───── DATA PROVIDED

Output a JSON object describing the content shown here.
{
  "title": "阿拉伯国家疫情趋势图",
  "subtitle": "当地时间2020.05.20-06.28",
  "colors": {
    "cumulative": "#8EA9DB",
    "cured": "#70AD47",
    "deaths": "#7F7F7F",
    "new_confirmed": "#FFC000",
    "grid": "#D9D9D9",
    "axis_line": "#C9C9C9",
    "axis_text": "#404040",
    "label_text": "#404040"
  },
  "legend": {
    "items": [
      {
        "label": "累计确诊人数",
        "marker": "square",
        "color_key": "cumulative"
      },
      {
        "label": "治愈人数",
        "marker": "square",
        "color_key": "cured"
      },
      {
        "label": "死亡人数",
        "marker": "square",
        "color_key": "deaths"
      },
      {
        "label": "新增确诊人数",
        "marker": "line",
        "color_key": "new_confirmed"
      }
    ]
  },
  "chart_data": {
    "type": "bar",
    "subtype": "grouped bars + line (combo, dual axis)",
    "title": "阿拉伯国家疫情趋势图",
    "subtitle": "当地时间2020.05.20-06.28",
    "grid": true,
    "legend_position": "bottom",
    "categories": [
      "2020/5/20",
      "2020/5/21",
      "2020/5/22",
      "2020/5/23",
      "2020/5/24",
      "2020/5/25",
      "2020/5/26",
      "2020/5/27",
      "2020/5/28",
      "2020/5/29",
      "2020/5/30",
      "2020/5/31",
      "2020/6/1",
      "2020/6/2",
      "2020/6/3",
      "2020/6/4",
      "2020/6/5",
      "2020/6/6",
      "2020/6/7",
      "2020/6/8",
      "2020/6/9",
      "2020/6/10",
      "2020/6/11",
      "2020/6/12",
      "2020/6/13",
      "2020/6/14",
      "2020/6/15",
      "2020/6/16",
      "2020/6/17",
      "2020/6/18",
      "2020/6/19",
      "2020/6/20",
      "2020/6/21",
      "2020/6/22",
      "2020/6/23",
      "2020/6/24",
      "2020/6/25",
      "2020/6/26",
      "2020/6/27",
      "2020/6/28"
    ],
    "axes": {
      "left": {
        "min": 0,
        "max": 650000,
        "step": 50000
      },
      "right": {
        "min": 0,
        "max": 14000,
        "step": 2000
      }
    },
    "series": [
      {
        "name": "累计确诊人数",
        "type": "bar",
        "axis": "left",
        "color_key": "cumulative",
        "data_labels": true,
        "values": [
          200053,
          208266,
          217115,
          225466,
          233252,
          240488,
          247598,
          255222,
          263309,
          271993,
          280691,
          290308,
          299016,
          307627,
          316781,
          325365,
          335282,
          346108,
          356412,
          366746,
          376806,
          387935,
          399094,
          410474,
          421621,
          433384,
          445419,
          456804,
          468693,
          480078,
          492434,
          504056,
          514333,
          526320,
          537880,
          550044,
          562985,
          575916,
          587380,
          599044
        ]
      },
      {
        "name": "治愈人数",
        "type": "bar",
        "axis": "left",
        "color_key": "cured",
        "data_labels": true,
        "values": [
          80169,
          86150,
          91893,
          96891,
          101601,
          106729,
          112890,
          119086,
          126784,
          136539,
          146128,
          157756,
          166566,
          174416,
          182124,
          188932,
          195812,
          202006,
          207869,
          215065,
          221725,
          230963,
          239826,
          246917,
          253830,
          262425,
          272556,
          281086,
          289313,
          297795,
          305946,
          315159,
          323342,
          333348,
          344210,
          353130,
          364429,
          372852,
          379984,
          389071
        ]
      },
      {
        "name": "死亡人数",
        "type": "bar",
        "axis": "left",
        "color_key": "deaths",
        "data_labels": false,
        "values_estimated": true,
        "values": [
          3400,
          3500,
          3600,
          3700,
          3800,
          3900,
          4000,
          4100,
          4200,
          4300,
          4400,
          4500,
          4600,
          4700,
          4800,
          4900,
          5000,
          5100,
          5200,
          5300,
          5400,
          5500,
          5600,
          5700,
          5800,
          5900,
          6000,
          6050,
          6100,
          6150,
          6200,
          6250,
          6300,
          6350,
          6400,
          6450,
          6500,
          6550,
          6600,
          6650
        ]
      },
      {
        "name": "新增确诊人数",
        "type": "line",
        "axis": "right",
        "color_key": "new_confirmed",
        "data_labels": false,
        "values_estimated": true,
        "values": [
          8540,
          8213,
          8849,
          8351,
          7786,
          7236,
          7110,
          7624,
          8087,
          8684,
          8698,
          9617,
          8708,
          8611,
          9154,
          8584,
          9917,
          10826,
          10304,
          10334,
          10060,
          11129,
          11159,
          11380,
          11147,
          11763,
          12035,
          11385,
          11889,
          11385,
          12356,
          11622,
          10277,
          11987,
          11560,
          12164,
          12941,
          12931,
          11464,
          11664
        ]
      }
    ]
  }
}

──────────

• _SET TASK_
Copy out the full material exactly as it appears.

• _THE ANSWER_
Output a JSON object describing the content shown here.
{
  "title": "阿拉伯国家疫情趋势图",
  "subtitle": "当地时间2020.05.20-06.28",
  "colors": {
    "cumulative": "#8EA9DB",
    "cured": "#70AD47",
    "deaths": "#7F7F7F",
    "new_confirmed": "#FFC000",
    "grid": "#D9D9D9",
    "axis_line": "#C9C9C9",
    "axis_text": "#404040",
    "label_text": "#404040"
  },
  "legend": {
    "items": [
      {
        "label": "累计确诊人数",
        "marker": "square",
        "color_key": "cumulative"
      },
      {
        "label": "治愈人数",
        "marker": "square",
        "color_key": "cured"
      },
      {
        "label": "死亡人数",
        "marker": "square",
        "color_key": "deaths"
      },
      {
        "label": "新增确诊人数",
        "marker": "line",
        "color_key": "new_confirmed"
      }
    ]
  },
  "chart_data": {
    "type": "bar",
    "subtype": "grouped bars + line (combo, dual axis)",
    "title": "阿拉伯国家疫情趋势图",
    "subtitle": "当地时间2020.05.20-06.28",
    "grid": true,
    "legend_position": "bottom",
    "categories": [
      "2020/5/20",
      "2020/5/21",
      "2020/5/22",
      "2020/5/23",
      "2020/5/24",
      "2020/5/25",
      "2020/5/26",
      "2020/5/27",
      "2020/5/28",
      "2020/5/29",
      "2020/5/30",
      "2020/5/31",
      "2020/6/1",
      "2020/6/2",
      "2020/6/3",
      "2020/6/4",
      "2020/6/5",
      "2020/6/6",
      "2020/6/7",
      "2020/6/8",
      "2020/6/9",
      "2020/6/10",
      "2020/6/11",
      "2020/6/12",
      "2020/6/13",
      "2020/6/14",
      "2020/6/15",
      "2020/6/16",
      "2020/6/17",
      "2020/6/18",
      "2020/6/19",
      "2020/6/20",
      "2020/6/21",
      "2020/6/22",
      "2020/6/23",
      "2020/6/24",
      "2020/6/25",
      "2020/6/26",
      "2020/6/27",
      "2020/6/28"
    ],
    "axes": {
      "left": {
        "min": 0,
        "max": 650000,
        "step": 50000
      },
      "right": {
        "min": 0,
        "max": 14000,
        "step": 2000
      }
    },
    "series": [
      {
        "name": "累计确诊人数",
        "type": "bar",
        "axis": "left",
        "color_key": "cumulative",
        "data_labels": true,
        "values": [
          200053,
          208266,
          217115,
          225466,
          233252,
          240488,
          247598,
          255222,
          263309,
          271993,
          280691,
          290308,
          299016,
          307627,
          316781,
          325365,
          335282,
          346108,
          356412,
          366746,
          376806,
          387935,
          399094,
          410474,
          421621,
          433384,
          445419,
          456804,
          468693,
          480078,
          492434,
          504056,
          514333,
          526320,
          537880,
          550044,
          562985,
          575916,
          587380,
          599044
        ]
      },
      {
        "name": "治愈人数",
        "type": "bar",
        "axis": "left",
        "color_key": "cured",
        "data_labels": true,
        "values": [
          80169,
          86150,
          91893,
          96891,
          101601,
          106729,
          112890,
          119086,
          126784,
          136539,
          146128,
          157756,
          166566,
          174416,
          182124,
          188932,
          195812,
          202006,
          207869,
          215065,
          221725,
          230963,
          239826,
          246917,
          253830,
          262425,
          272556,
          281086,
          289313,
          297795,
          305946,
          315159,
          323342,
          333348,
          344210,
          353130,
          364429,
          372852,
          379984,
          389071
        ]
      },
      {
        "name": "死亡人数",
        "type": "bar",
        "axis": "left",
        "color_key": "deaths",
        "data_labels": false,
        "values_estimated": true,
        "values": [
          3400,
          3500,
          3600,
          3700,
          3800,
          3900,
          4000,
          4100,
          4200,
          4300,
          4400,
          4500,
          4600,
          4700,
          4800,
          4900,
          5000,
          5100,
          5200,
          5300,
          5400,
          5500,
          5600,
          5700,
          5800,
          5900,
          6000,
          6050,
          6100,
          6150,
          6200,
          6250,
          6300,
          6350,
          6400,
          6450,
          6500,
          6550,
          6600,
          6650
        ]
      },
      {
        "name": "新增确诊人数",
        "type": "line",
        "axis": "right",
        "color_key": "new_confirmed",
        "data_labels": false,
        "values_estimated": true,
        "values": [
          8540,
          8213,
          8849,
          8351,
          7786,
          7236,
          7110,
          7624,
          8087,
          8684,
          8698,
          9617,
          8708,
          8611,
          9154,
          8584,
          9917,
          10826,
          10304,
          10334,
          10060,
          11129,
          11159,
          11380,
          11147,
          11763,
          12035,
          11385,
          11889,
          11385,
          12356,
          11622,
          10277,
          11987,
          11560,
          12164,
          12941,
          12931,
          11464,
          11664
        ]
      }
    ]
  }
}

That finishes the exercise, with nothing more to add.